■ **Exercise materials**:
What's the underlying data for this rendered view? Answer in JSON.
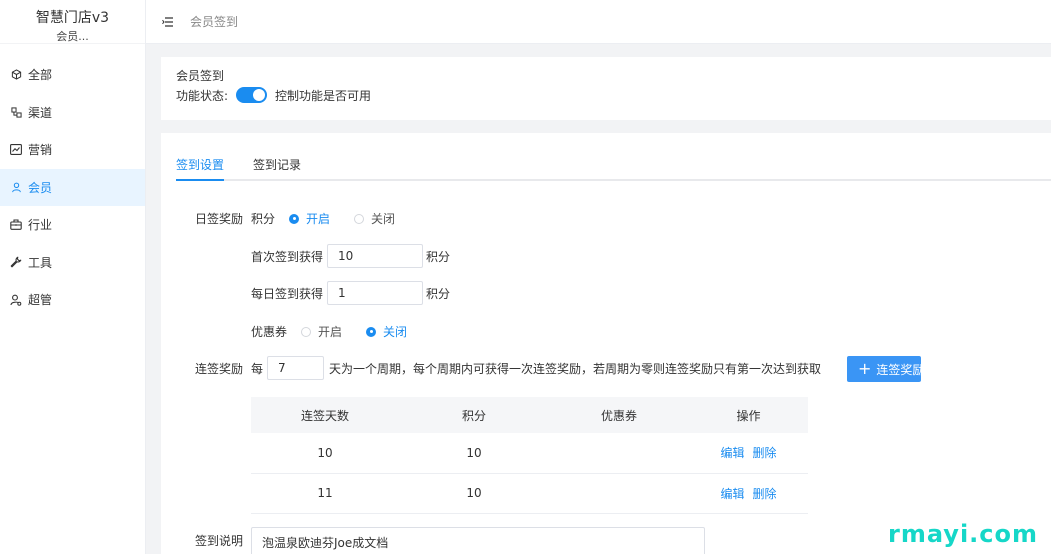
{
  "brand": {
    "title": "智慧门店v3",
    "subtitle": "会员..."
  },
  "nav": {
    "items": [
      {
        "label": "全部",
        "icon": "cube-icon"
      },
      {
        "label": "渠道",
        "icon": "channel-icon"
      },
      {
        "label": "营销",
        "icon": "chart-line-icon"
      },
      {
        "label": "会员",
        "icon": "user-icon",
        "active": true
      },
      {
        "label": "行业",
        "icon": "briefcase-icon"
      },
      {
        "label": "工具",
        "icon": "wrench-icon"
      },
      {
        "label": "超管",
        "icon": "admin-icon"
      }
    ]
  },
  "topbar": {
    "breadcrumb": "会员签到",
    "menu_icon": "menu-fold-icon"
  },
  "status_card": {
    "title": "会员签到",
    "status_label": "功能状态:",
    "toggle_on": true,
    "hint": "控制功能是否可用"
  },
  "tabs": [
    {
      "label": "签到设置",
      "active": true
    },
    {
      "label": "签到记录",
      "active": false
    }
  ],
  "daily": {
    "label": "日签奖励",
    "points_label": "积分",
    "radio_on": "开启",
    "radio_off": "关闭",
    "points_enabled": true,
    "first_label": "首次签到获得",
    "first_value": "10",
    "first_unit": "积分",
    "daily_label": "每日签到获得",
    "daily_value": "1",
    "daily_unit": "积分",
    "coupon_label": "优惠券",
    "coupon_on": "开启",
    "coupon_off": "关闭",
    "coupon_enabled": false
  },
  "streak": {
    "label": "连签奖励",
    "prefix": "每",
    "cycle_value": "7",
    "description": "天为一个周期，每个周期内可获得一次连签奖励，若周期为零则连签奖励只有第一次达到获取",
    "add_button": "连签奖励",
    "columns": [
      "连签天数",
      "积分",
      "优惠券",
      "操作"
    ],
    "rows": [
      {
        "days": "10",
        "points": "10",
        "coupon": "",
        "edit": "编辑",
        "delete": "删除"
      },
      {
        "days": "11",
        "points": "10",
        "coupon": "",
        "edit": "编辑",
        "delete": "删除"
      }
    ]
  },
  "explain": {
    "label": "签到说明",
    "value": "泡温泉欧迪芬Joe成文档"
  },
  "watermark": "rmayi.com",
  "colors": {
    "accent": "#1a8cf0",
    "button": "#3a95f5",
    "active_bg": "#e8f4ff",
    "watermark": "#16d7c8"
  }
}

■ **Given instruction**: Using the records above, retype everything exactly except the pictures.

■ **Solution for this task**:
What's the underlying data for this rendered view? Answer in JSON.
{
  "brand": {
    "title": "智慧门店v3",
    "subtitle": "会员..."
  },
  "nav": {
    "items": [
      {
        "label": "全部",
        "icon": "cube-icon"
      },
      {
        "label": "渠道",
        "icon": "channel-icon"
      },
      {
        "label": "营销",
        "icon": "chart-line-icon"
      },
      {
        "label": "会员",
        "icon": "user-icon",
        "active": true
      },
      {
        "label": "行业",
        "icon": "briefcase-icon"
      },
      {
        "label": "工具",
        "icon": "wrench-icon"
      },
      {
        "label": "超管",
        "icon": "admin-icon"
      }
    ]
  },
  "topbar": {
    "breadcrumb": "会员签到",
    "menu_icon": "menu-fold-icon"
  },
  "status_card": {
    "title": "会员签到",
    "status_label": "功能状态:",
    "toggle_on": true,
    "hint": "控制功能是否可用"
  },
  "tabs": [
    {
      "label": "签到设置",
      "active": true
    },
    {
      "label": "签到记录",
      "active": false
    }
  ],
  "daily": {
    "label": "日签奖励",
    "points_label": "积分",
    "radio_on": "开启",
    "radio_off": "关闭",
    "points_enabled": true,
    "first_label": "首次签到获得",
    "first_value": "10",
    "first_unit": "积分",
    "daily_label": "每日签到获得",
    "daily_value": "1",
    "daily_unit": "积分",
    "coupon_label": "优惠券",
    "coupon_on": "开启",
    "coupon_off": "关闭",
    "coupon_enabled": false
  },
  "streak": {
    "label": "连签奖励",
    "prefix": "每",
    "cycle_value": "7",
    "description": "天为一个周期，每个周期内可获得一次连签奖励，若周期为零则连签奖励只有第一次达到获取",
    "add_button": "连签奖励",
    "columns": [
      "连签天数",
      "积分",
      "优惠券",
      "操作"
    ],
    "rows": [
      {
        "days": "10",
        "points": "10",
        "coupon": "",
        "edit": "编辑",
        "delete": "删除"
      },
      {
        "days": "11",
        "points": "10",
        "coupon": "",
        "edit": "编辑",
        "delete": "删除"
      }
    ]
  },
  "explain": {
    "label": "签到说明",
    "value": "泡温泉欧迪芬Joe成文档"
  },
  "watermark": "rmayi.com",
  "colors": {
    "accent": "#1a8cf0",
    "button": "#3a95f5",
    "active_bg": "#e8f4ff",
    "watermark": "#16d7c8"
  }
}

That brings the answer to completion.